Work to complete.
Count every line that includes the string "title" in the entries that follow. Nothing besides the number is needed.

[Rows from a figure dataset]
** START **

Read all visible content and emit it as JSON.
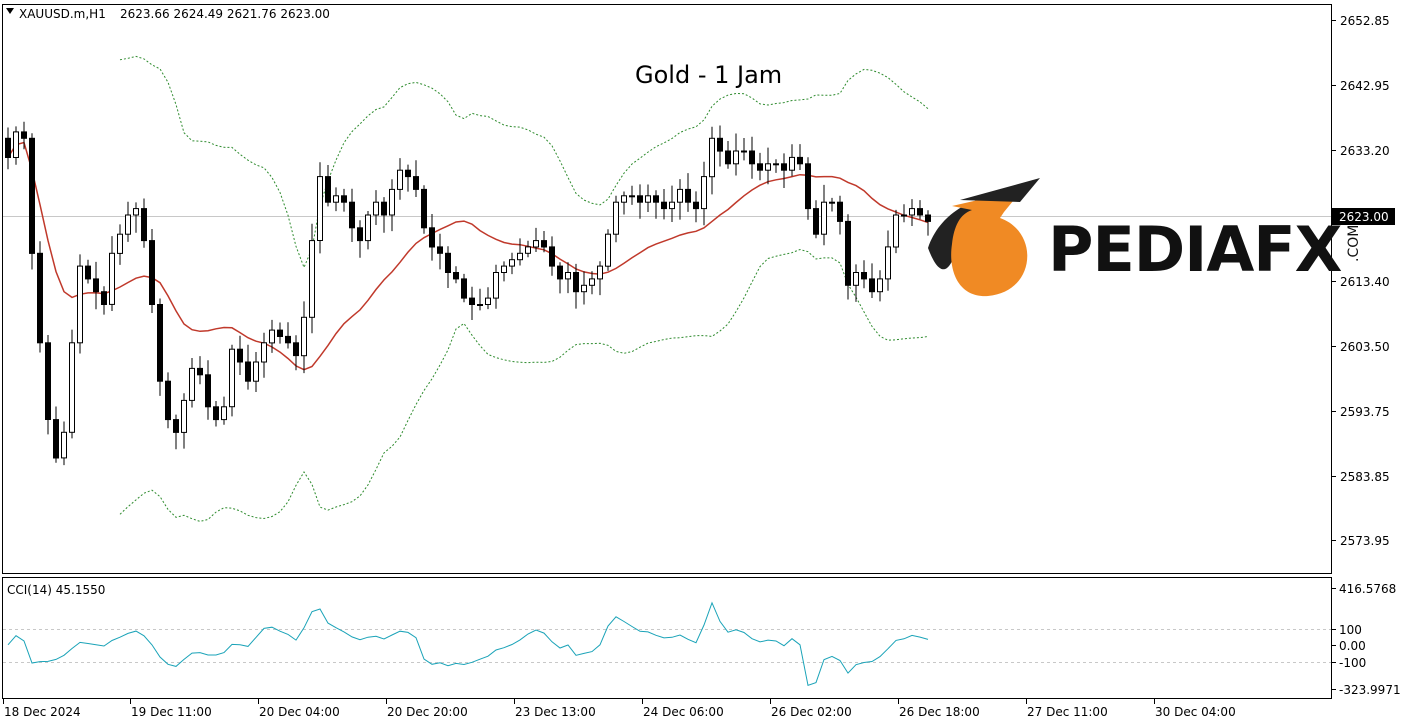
{
  "header": {
    "symbol": "XAUUSD.m,H1",
    "ohlc": "2623.66 2624.49 2621.76 2623.00"
  },
  "title": "Gold - 1 Jam",
  "logo": {
    "text": "PEDIAFX",
    "suffix": ".COM",
    "accent": "#f08a24"
  },
  "price_axis": {
    "ticks": [
      "2652.85",
      "2642.95",
      "2633.20",
      "2623.00",
      "2613.40",
      "2603.50",
      "2593.75",
      "2583.85",
      "2573.95"
    ],
    "current_price": "2623.00"
  },
  "time_axis": {
    "labels": [
      "18 Dec 2024",
      "19 Dec 11:00",
      "20 Dec 04:00",
      "20 Dec 20:00",
      "23 Dec 13:00",
      "24 Dec 06:00",
      "26 Dec 02:00",
      "26 Dec 18:00",
      "27 Dec 11:00",
      "30 Dec 04:00"
    ]
  },
  "indicator": {
    "label": "CCI(14) 45.1550",
    "ticks": [
      "416.5768",
      "100",
      "0.00",
      "-100",
      "-323.9971"
    ]
  },
  "colors": {
    "candle": "#000000",
    "ma": "#c0392b",
    "bands": "#2e8b2e",
    "cci": "#1aa3b8",
    "grid": "#c8c8c8"
  },
  "chart_data": {
    "type": "candlestick",
    "symbol": "XAUUSD.m",
    "timeframe": "H1",
    "ylim": [
      2568,
      2657
    ],
    "close": [
      2633,
      2637,
      2636,
      2618,
      2604,
      2592,
      2586,
      2590,
      2604,
      2616,
      2614,
      2612,
      2610,
      2618,
      2621,
      2624,
      2625,
      2620,
      2610,
      2598,
      2592,
      2590,
      2595,
      2600,
      2599,
      2594,
      2592,
      2594,
      2603,
      2601,
      2598,
      2601,
      2604,
      2606,
      2605,
      2604,
      2602,
      2608,
      2620,
      2630,
      2626,
      2627,
      2626,
      2622,
      2620,
      2624,
      2626,
      2624,
      2628,
      2631,
      2630,
      2628,
      2622,
      2619,
      2618,
      2615,
      2614,
      2611,
      2610,
      2610,
      2611,
      2615,
      2616,
      2617,
      2618,
      2619,
      2620,
      2619,
      2616,
      2614,
      2615,
      2612,
      2613,
      2614,
      2616,
      2621,
      2626,
      2627,
      2627,
      2626,
      2627,
      2626,
      2625,
      2626,
      2628,
      2626,
      2625,
      2630,
      2636,
      2634,
      2632,
      2634,
      2634,
      2632,
      2631,
      2632,
      2632,
      2631,
      2633,
      2632,
      2625,
      2621,
      2626,
      2626,
      2623,
      2613,
      2615,
      2614,
      2612,
      2614,
      2619,
      2624,
      2624,
      2625,
      2624,
      2623
    ]
  }
}
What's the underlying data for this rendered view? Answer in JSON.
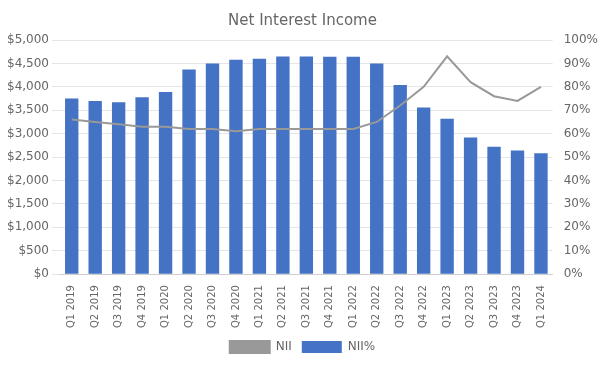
{
  "chart_data": {
    "type": "bar",
    "title": "Net Interest Income",
    "categories": [
      "Q1 2019",
      "Q2 2019",
      "Q3 2019",
      "Q4 2019",
      "Q1 2020",
      "Q2 2020",
      "Q3 2020",
      "Q4 2020",
      "Q1 2021",
      "Q2 2021",
      "Q3 2021",
      "Q4 2021",
      "Q1 2022",
      "Q2 2022",
      "Q3 2022",
      "Q4 2022",
      "Q1 2023",
      "Q2 2023",
      "Q3 2023",
      "Q4 2023",
      "Q1 2024"
    ],
    "series": [
      {
        "name": "NII%",
        "type": "bar",
        "color": "#4472C4",
        "values": [
          3750,
          3700,
          3670,
          3780,
          3890,
          4370,
          4500,
          4580,
          4600,
          4650,
          4650,
          4640,
          4640,
          4500,
          4040,
          3560,
          3320,
          2920,
          2720,
          2640,
          2580
        ]
      },
      {
        "name": "NII",
        "type": "line",
        "color": "#999999",
        "axis": "y2",
        "values": [
          66,
          65,
          64,
          63,
          63,
          62,
          62,
          61,
          62,
          62,
          62,
          62,
          62,
          65,
          72,
          80,
          93,
          82,
          76,
          74,
          80
        ]
      }
    ],
    "ylim": [
      0,
      5000
    ],
    "yticks": [
      {
        "value": 0,
        "label": "$0"
      },
      {
        "value": 500,
        "label": "$500"
      },
      {
        "value": 1000,
        "label": "$1,000"
      },
      {
        "value": 1500,
        "label": "$1,500"
      },
      {
        "value": 2000,
        "label": "$2,000"
      },
      {
        "value": 2500,
        "label": "$2,500"
      },
      {
        "value": 3000,
        "label": "$3,000"
      },
      {
        "value": 3500,
        "label": "$3,500"
      },
      {
        "value": 4000,
        "label": "$4,000"
      },
      {
        "value": 4500,
        "label": "$4,500"
      },
      {
        "value": 5000,
        "label": "$5,000"
      }
    ],
    "y2lim": [
      0,
      100
    ],
    "y2ticks": [
      {
        "value": 0,
        "label": "0%"
      },
      {
        "value": 10,
        "label": "10%"
      },
      {
        "value": 20,
        "label": "20%"
      },
      {
        "value": 30,
        "label": "30%"
      },
      {
        "value": 40,
        "label": "40%"
      },
      {
        "value": 50,
        "label": "50%"
      },
      {
        "value": 60,
        "label": "60%"
      },
      {
        "value": 70,
        "label": "70%"
      },
      {
        "value": 80,
        "label": "80%"
      },
      {
        "value": 90,
        "label": "90%"
      },
      {
        "value": 100,
        "label": "100%"
      }
    ],
    "grid": true,
    "legend": "bottom"
  }
}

** END **

Finished exercise.
2